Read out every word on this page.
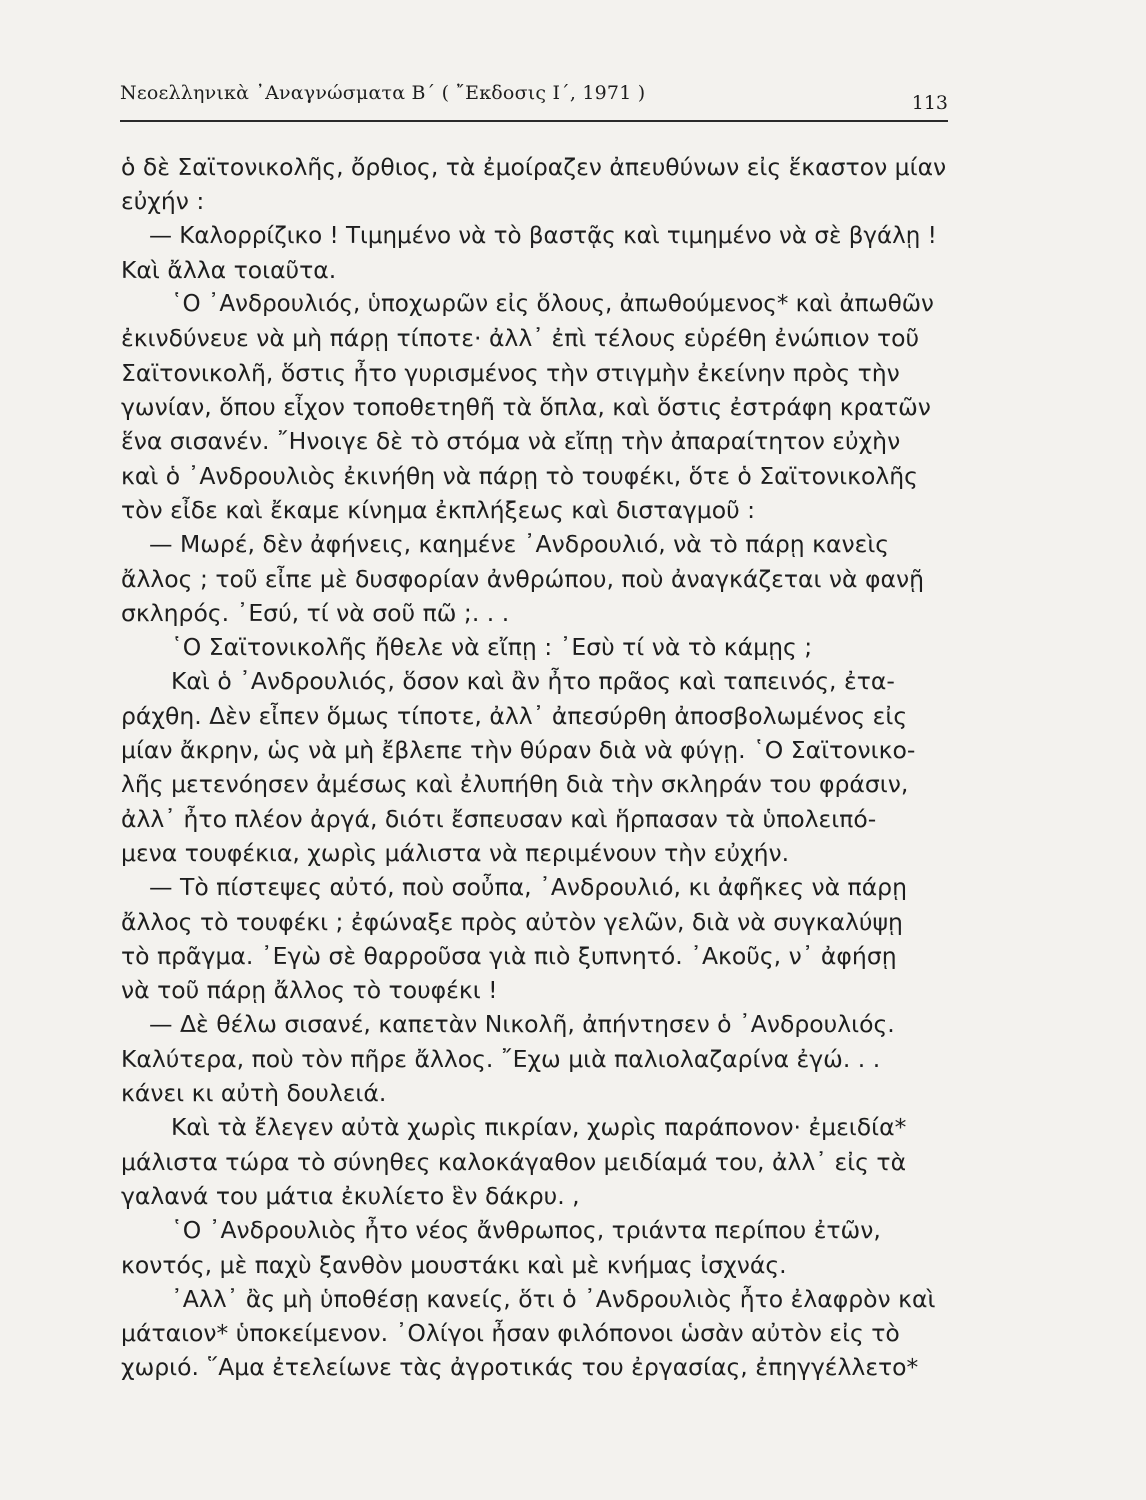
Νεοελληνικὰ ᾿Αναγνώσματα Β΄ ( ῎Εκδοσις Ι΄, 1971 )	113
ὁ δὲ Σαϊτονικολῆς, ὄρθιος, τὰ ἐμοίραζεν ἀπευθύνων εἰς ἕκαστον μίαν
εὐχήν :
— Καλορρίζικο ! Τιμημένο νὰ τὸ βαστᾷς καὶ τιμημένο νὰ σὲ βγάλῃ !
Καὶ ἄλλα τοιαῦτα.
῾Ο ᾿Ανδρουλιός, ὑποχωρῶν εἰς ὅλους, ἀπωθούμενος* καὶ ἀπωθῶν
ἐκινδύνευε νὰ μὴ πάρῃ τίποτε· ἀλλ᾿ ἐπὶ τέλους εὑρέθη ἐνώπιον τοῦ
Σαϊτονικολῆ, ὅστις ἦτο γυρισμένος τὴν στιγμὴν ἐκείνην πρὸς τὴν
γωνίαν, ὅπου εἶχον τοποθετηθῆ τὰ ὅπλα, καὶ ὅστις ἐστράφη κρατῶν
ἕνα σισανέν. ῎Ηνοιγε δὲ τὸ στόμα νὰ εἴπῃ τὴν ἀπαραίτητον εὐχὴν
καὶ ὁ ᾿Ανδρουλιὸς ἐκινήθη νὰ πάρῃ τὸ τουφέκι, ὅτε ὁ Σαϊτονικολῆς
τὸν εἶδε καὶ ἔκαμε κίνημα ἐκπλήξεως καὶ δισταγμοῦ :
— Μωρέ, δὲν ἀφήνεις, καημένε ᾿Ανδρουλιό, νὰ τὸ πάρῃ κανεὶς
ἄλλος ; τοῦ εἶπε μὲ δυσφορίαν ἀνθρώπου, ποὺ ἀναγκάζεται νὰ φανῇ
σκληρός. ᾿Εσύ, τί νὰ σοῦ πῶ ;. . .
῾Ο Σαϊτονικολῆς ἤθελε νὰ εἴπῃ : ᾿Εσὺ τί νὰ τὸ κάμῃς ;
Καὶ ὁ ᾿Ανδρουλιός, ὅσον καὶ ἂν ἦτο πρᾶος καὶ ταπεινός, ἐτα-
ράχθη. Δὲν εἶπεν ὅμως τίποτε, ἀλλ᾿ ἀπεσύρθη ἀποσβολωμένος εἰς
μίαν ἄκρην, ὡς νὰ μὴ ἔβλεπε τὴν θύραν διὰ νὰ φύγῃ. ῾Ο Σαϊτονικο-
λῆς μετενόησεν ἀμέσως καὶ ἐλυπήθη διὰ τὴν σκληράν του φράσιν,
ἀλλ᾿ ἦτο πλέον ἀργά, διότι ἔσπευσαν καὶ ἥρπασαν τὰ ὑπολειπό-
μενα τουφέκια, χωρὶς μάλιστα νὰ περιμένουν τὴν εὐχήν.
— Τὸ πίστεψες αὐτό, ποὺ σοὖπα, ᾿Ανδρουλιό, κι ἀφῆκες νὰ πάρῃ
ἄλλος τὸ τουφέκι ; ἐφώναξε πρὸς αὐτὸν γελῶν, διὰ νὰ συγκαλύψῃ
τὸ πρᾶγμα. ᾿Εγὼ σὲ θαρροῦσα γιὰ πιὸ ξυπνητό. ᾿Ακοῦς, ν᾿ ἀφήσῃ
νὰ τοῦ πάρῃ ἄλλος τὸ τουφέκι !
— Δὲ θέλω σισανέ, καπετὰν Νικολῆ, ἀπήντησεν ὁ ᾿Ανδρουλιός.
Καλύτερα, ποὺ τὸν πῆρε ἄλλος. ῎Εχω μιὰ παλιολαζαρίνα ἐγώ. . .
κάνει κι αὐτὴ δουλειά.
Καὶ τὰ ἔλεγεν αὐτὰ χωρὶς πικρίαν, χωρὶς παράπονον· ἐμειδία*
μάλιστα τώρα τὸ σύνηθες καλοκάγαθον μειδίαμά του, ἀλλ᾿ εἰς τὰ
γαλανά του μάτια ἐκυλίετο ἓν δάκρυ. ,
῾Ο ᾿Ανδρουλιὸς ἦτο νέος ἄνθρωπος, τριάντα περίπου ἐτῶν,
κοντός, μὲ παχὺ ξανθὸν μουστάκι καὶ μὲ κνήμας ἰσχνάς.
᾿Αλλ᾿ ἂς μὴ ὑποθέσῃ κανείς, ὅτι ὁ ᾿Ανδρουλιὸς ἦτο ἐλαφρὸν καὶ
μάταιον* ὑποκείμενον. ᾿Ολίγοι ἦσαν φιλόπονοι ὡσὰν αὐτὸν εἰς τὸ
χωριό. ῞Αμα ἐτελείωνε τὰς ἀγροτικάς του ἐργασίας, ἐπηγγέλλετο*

──────────────────────────────

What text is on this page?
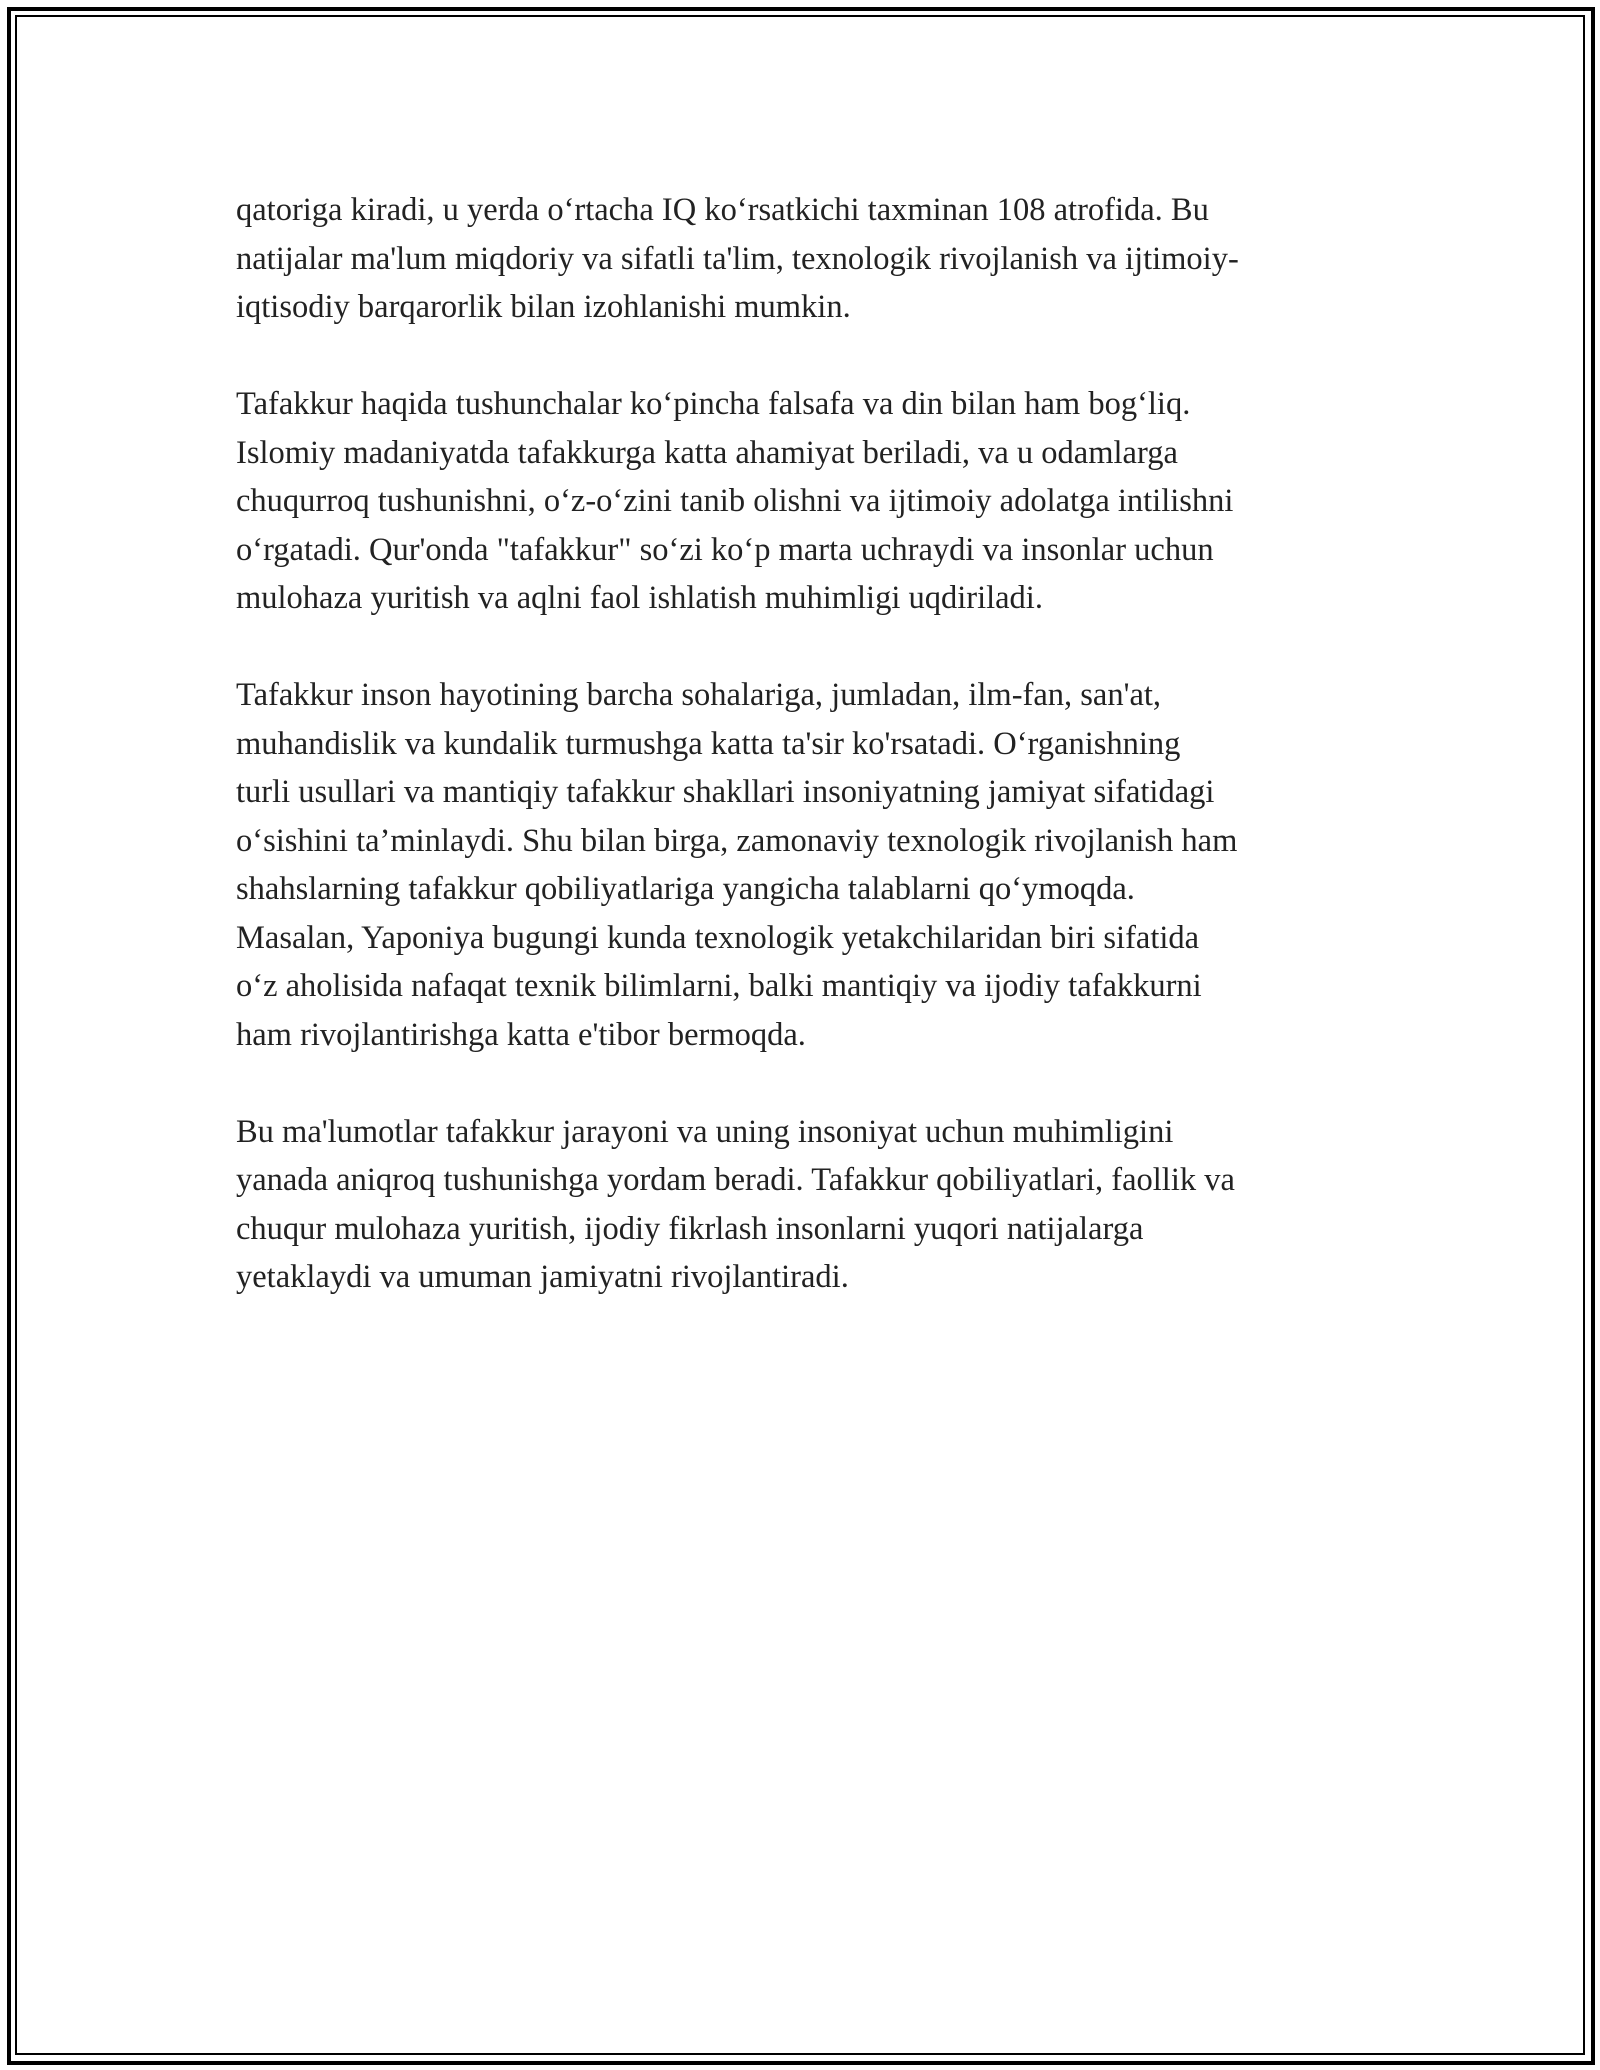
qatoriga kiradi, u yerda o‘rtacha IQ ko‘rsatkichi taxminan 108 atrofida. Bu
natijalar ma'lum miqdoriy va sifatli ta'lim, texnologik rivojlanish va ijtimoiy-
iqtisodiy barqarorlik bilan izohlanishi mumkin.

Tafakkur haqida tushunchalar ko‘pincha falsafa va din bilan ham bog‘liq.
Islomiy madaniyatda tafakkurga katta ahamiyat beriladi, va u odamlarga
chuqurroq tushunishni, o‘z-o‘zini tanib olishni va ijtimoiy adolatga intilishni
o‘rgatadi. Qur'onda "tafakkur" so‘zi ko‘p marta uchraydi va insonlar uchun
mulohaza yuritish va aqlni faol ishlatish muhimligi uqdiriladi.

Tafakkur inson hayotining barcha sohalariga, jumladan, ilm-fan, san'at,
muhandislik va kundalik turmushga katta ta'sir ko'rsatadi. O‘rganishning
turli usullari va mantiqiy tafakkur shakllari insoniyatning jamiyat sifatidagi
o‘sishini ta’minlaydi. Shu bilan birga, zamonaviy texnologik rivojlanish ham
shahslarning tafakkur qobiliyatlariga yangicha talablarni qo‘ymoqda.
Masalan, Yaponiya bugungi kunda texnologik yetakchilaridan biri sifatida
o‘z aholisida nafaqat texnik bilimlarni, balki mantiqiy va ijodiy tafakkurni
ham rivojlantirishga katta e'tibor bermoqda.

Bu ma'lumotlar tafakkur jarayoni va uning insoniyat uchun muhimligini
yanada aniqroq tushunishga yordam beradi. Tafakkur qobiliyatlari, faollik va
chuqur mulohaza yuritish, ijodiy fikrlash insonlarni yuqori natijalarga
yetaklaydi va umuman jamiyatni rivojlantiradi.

──────────────────────────────

• [TASK DETAILS] From the records above, how many lines include the word "μάλιστα"? Only the number is wanted.

• [SOLUTION FOR THIS TASK] 2